((

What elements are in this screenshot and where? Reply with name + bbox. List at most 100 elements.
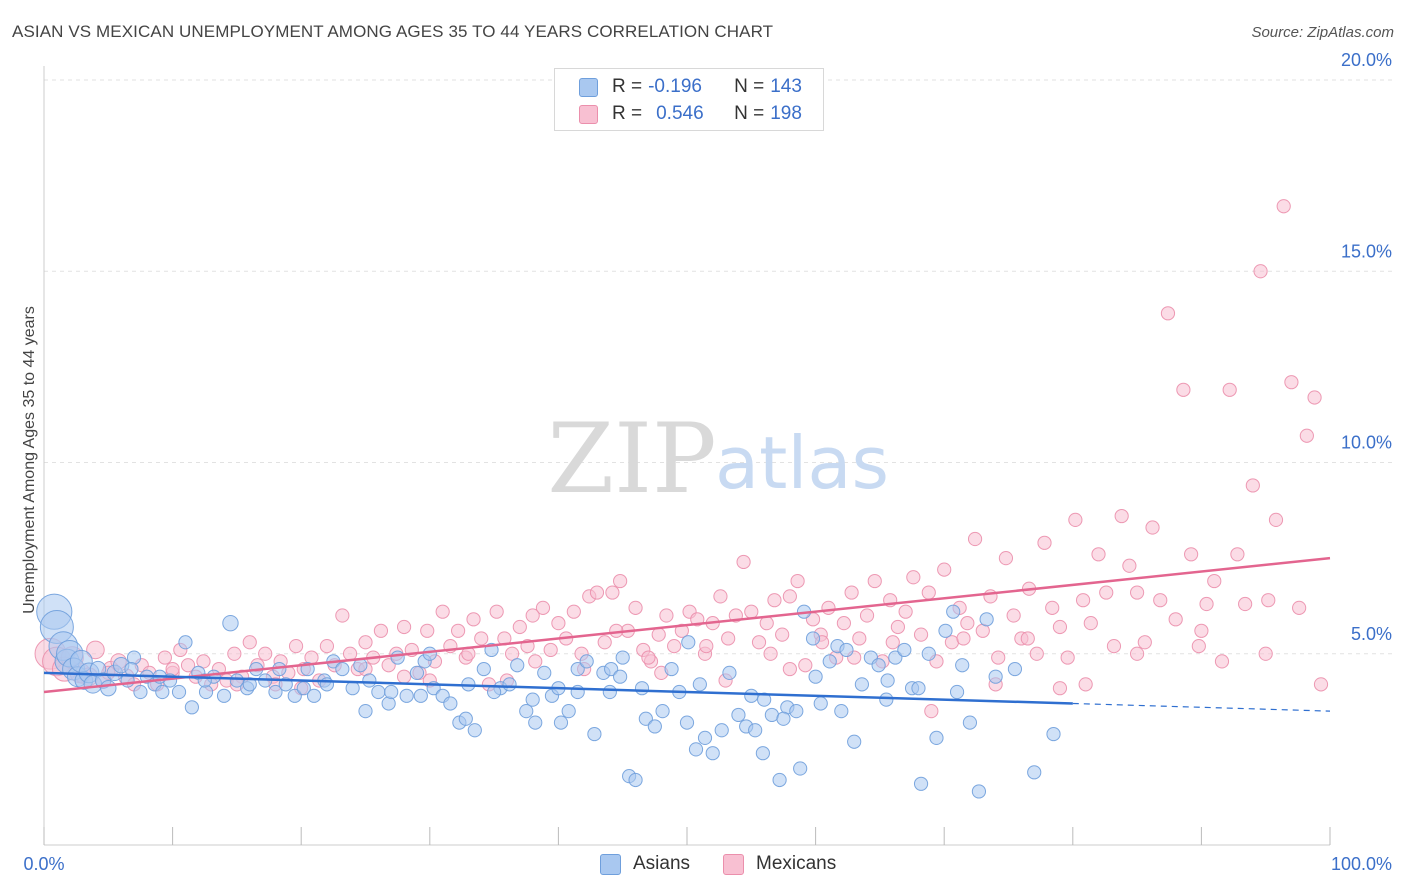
mexicans-point: [956, 631, 971, 646]
mexicans-r-label: R =: [612, 103, 643, 124]
legend-row-mexicans: R = 0.546 N = 198: [579, 103, 802, 125]
asians-point: [287, 688, 302, 703]
asians-point: [319, 677, 335, 692]
mexicans-n-value: 198: [770, 103, 802, 124]
y-tick-label: 20.0%: [1341, 50, 1392, 70]
mexicans-point: [1222, 382, 1237, 397]
asians-point: [834, 704, 849, 719]
asians-point: [345, 681, 360, 696]
mexicans-point: [1184, 547, 1199, 562]
mexicans-point: [319, 639, 335, 654]
asians-point: [570, 661, 585, 677]
mexicans-point: [165, 661, 180, 677]
mexicans-point: [566, 604, 581, 619]
asians-point: [793, 761, 808, 776]
asians-point: [688, 742, 704, 757]
mexicans-point: [1299, 428, 1314, 443]
asians-n-value: 143: [770, 76, 802, 97]
mexicans-point: [466, 612, 481, 627]
mexicans-point: [1276, 199, 1291, 214]
asians-point: [776, 711, 791, 726]
asians-point: [409, 665, 425, 680]
mexicans-point: [1268, 512, 1284, 527]
mexicans-point: [543, 642, 558, 658]
asians-point: [664, 661, 679, 677]
asians-trend-extension: [1072, 702, 1331, 712]
mexicans-point: [288, 639, 304, 654]
asians-r-label: R =: [612, 76, 643, 97]
asians-point: [216, 688, 232, 703]
grid-lines: [44, 79, 1392, 655]
asians-point: [384, 684, 399, 700]
mexicans-point: [1137, 635, 1152, 650]
asians-point: [613, 669, 628, 684]
mexicans-point: [613, 573, 628, 589]
mexicans-point: [335, 608, 350, 623]
asians-point: [979, 612, 994, 627]
asians-point: [390, 650, 405, 665]
mexicans-point: [937, 562, 952, 577]
mexicans-point: [898, 604, 913, 619]
y-tick-label: 5.0%: [1351, 624, 1392, 644]
mexicans-point: [967, 531, 983, 547]
asians-point: [561, 704, 576, 719]
asians-point: [789, 704, 804, 719]
x-tick-label-min: 0.0%: [23, 854, 64, 874]
bottom-legend-asians: Asians: [600, 852, 690, 876]
mexicans-point: [859, 608, 875, 623]
mexicans-point: [1238, 596, 1253, 612]
mexicans-point: [713, 589, 728, 604]
mexicans-point: [381, 658, 396, 673]
mexicans-point: [836, 616, 851, 631]
mexicans-point: [1292, 600, 1307, 615]
mexicans-swatch: [579, 104, 598, 124]
mexicans-point: [960, 616, 975, 631]
mexicans-point: [759, 616, 774, 631]
asians-point: [888, 650, 903, 665]
trend-lines: [43, 556, 1331, 712]
mexicans-point: [924, 704, 939, 719]
mexicans-point: [1214, 654, 1230, 669]
asians-points: [36, 593, 1061, 799]
asians-point: [579, 654, 594, 669]
asians-point: [808, 669, 823, 684]
mexicans-point: [1130, 646, 1145, 661]
asians-point: [476, 661, 491, 677]
mexicans-point: [1052, 619, 1068, 635]
asians-point: [647, 719, 662, 734]
asians-point: [587, 726, 602, 742]
asians-point: [615, 650, 630, 665]
mexicans-point: [528, 654, 543, 669]
mexicans-point: [1145, 520, 1160, 535]
asians-point: [229, 673, 244, 688]
asians-point: [839, 642, 854, 658]
y-tick-label: 10.0%: [1341, 433, 1392, 453]
asians-point: [655, 704, 670, 719]
mexicans-point: [450, 623, 466, 638]
mexicans-point: [1199, 596, 1214, 612]
mexicans-point: [157, 650, 172, 665]
mexicans-point: [1130, 585, 1145, 600]
asians-point: [525, 692, 540, 707]
mexicans-point: [991, 650, 1006, 665]
mexicans-trend-line: [43, 556, 1331, 694]
mexicans-point: [1253, 264, 1268, 279]
mexicans-point: [867, 573, 882, 589]
asians-point: [371, 684, 386, 700]
asians-point: [949, 684, 965, 700]
asians-point: [879, 692, 894, 707]
mexicans-point: [1037, 535, 1052, 550]
mexicans-point: [1307, 390, 1322, 405]
asians-point: [222, 614, 239, 632]
mexicans-point: [913, 627, 929, 642]
asians-point: [679, 715, 695, 730]
asians-point: [443, 696, 458, 711]
mexicans-point: [667, 639, 682, 654]
asians-point: [537, 665, 552, 680]
correlation-legend: R = -0.196 N = 143 R = 0.546 N = 198: [554, 68, 824, 131]
mexicans-point: [396, 619, 412, 635]
mexicans-point: [775, 627, 790, 642]
mexicans-point: [551, 616, 566, 631]
asians-point: [962, 715, 978, 730]
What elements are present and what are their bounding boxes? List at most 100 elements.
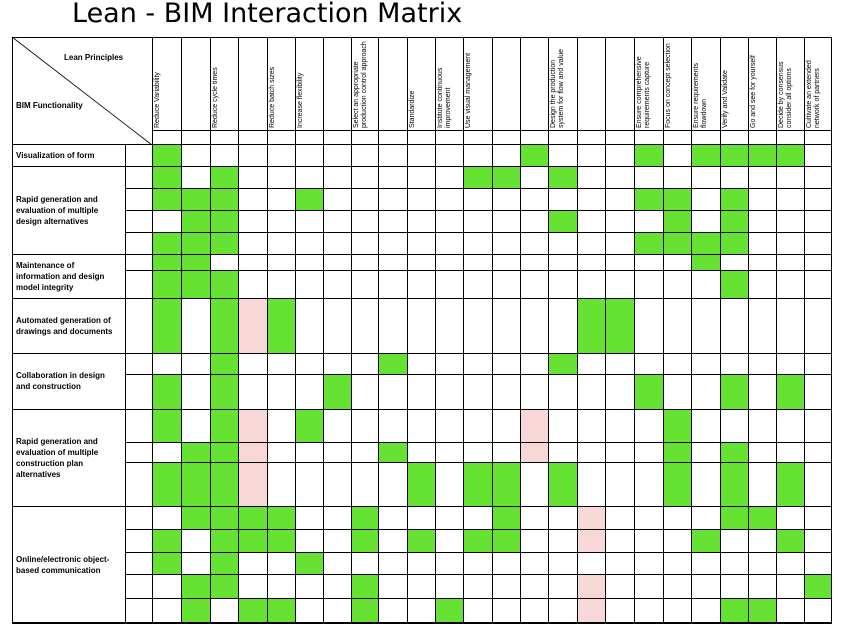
matrix-cell [664, 189, 691, 210]
matrix-cell [692, 145, 720, 166]
matrix-cell [211, 189, 238, 210]
matrix-cell [239, 530, 267, 552]
matrix-cell [182, 189, 210, 210]
matrix-cell [153, 530, 181, 552]
matrix-cell [182, 463, 210, 506]
column-header: Increase flexibility [297, 73, 304, 129]
matrix-cell [805, 575, 831, 598]
grid-line [152, 130, 832, 131]
grid-line [12, 409, 153, 410]
matrix-cell [578, 530, 605, 552]
grid-line [748, 37, 749, 623]
grid-line [548, 37, 549, 623]
matrix-cell [493, 507, 520, 529]
group-label: Online/electronic object-based communica… [16, 554, 110, 575]
column-header-text: Increase flexibility [297, 72, 304, 128]
grid-line [12, 144, 153, 145]
column-header-text: Reduce batch sizes [269, 66, 276, 128]
column-header-text: Focus on concept selection [665, 43, 672, 128]
column-header: Ensure requirements flowdown [693, 63, 708, 129]
column-header-text: Standardize [409, 90, 416, 128]
matrix-cell [721, 145, 748, 166]
column-header: Cultivate an extended network of partner… [806, 60, 821, 129]
matrix-cell [379, 443, 407, 462]
column-header: Reduce Variability [154, 72, 161, 129]
matrix-cell [521, 145, 548, 166]
matrix-cell [578, 299, 605, 353]
matrix-cell [664, 410, 691, 442]
matrix-cell [635, 145, 663, 166]
matrix-cell [239, 410, 267, 442]
matrix-cell [239, 299, 267, 353]
column-header: Reduce batch sizes [269, 67, 276, 129]
matrix-cell [721, 271, 748, 298]
matrix-cell [153, 375, 181, 409]
matrix-cell [211, 507, 238, 529]
column-header-text: Select an appropriate production control… [353, 41, 368, 128]
matrix-cell [182, 233, 210, 254]
matrix-cell [182, 211, 210, 232]
grid-line [12, 298, 153, 299]
column-header-text: Design the production system for flow an… [550, 49, 565, 128]
grid-line [634, 37, 635, 623]
matrix-cell [777, 375, 804, 409]
matrix-cell [464, 463, 492, 506]
column-header: Design the production system for flow an… [550, 49, 565, 129]
grid-line [125, 506, 832, 507]
matrix-cell [211, 575, 238, 598]
matrix-cell [268, 599, 295, 623]
column-header: Standardize [409, 91, 416, 129]
matrix-cell [493, 167, 520, 188]
matrix-cell [493, 463, 520, 506]
grid-line [463, 37, 464, 623]
grid-line [125, 298, 832, 299]
grid-line [125, 188, 832, 189]
grid-line [125, 574, 832, 575]
grid-line [605, 37, 606, 623]
grid-line [125, 374, 832, 375]
matrix-cell [239, 599, 267, 623]
matrix-cell [211, 354, 238, 374]
matrix-cell [521, 410, 548, 442]
matrix-cell [664, 443, 691, 462]
matrix-cell [153, 299, 181, 353]
matrix-cell [777, 145, 804, 166]
grid-line [12, 37, 13, 623]
lean-principles-label: Lean Principles [64, 53, 124, 62]
column-header-text: Ensure comprehensive requirements captur… [636, 56, 651, 128]
grid-line [577, 37, 578, 623]
grid-line [12, 166, 153, 167]
grid-line [181, 37, 182, 623]
matrix-cell [211, 233, 238, 254]
grid-line [663, 37, 664, 623]
grid-line [125, 598, 832, 599]
grid-line [720, 37, 721, 623]
grid-line [323, 37, 324, 623]
matrix-cell [549, 463, 577, 506]
grid-line [125, 210, 832, 211]
column-header-text: Decide by consensus consider all options [778, 61, 793, 128]
column-header: Use visual management [465, 53, 472, 129]
matrix-cell [664, 233, 691, 254]
group-label: Rapid generation and evaluation of multi… [16, 436, 99, 479]
matrix-cell [153, 271, 181, 298]
matrix-cell [549, 211, 577, 232]
grid-line [492, 37, 493, 623]
matrix-cell [211, 211, 238, 232]
matrix-cell [352, 599, 378, 623]
matrix-cell [153, 233, 181, 254]
bim-functionality-label: BIM Functionality [16, 101, 83, 110]
matrix-cell [521, 443, 548, 462]
matrix-cell [324, 375, 351, 409]
matrix-cell [268, 299, 295, 353]
grid-line [125, 442, 832, 443]
matrix-cell [211, 553, 238, 574]
matrix-cell [408, 463, 435, 506]
grid-line [125, 353, 832, 354]
matrix-cell [464, 530, 492, 552]
matrix-cell [352, 507, 378, 529]
matrix-cell [296, 410, 323, 442]
matrix-cell [211, 299, 238, 353]
grid-line [125, 409, 832, 410]
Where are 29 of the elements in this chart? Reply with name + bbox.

))

§ WRITTEN INSTRUCTION
List every line in the items above that contains the word "What", copying each line in full. Case counts, so match only that exact capitalization.

§ PROBLEM SOLUTION
What elements are in this screenshot and where? Reply with name + bbox. List at most 100 elements.
What elements are present and what are their bounding boxes? List at most 100 elements.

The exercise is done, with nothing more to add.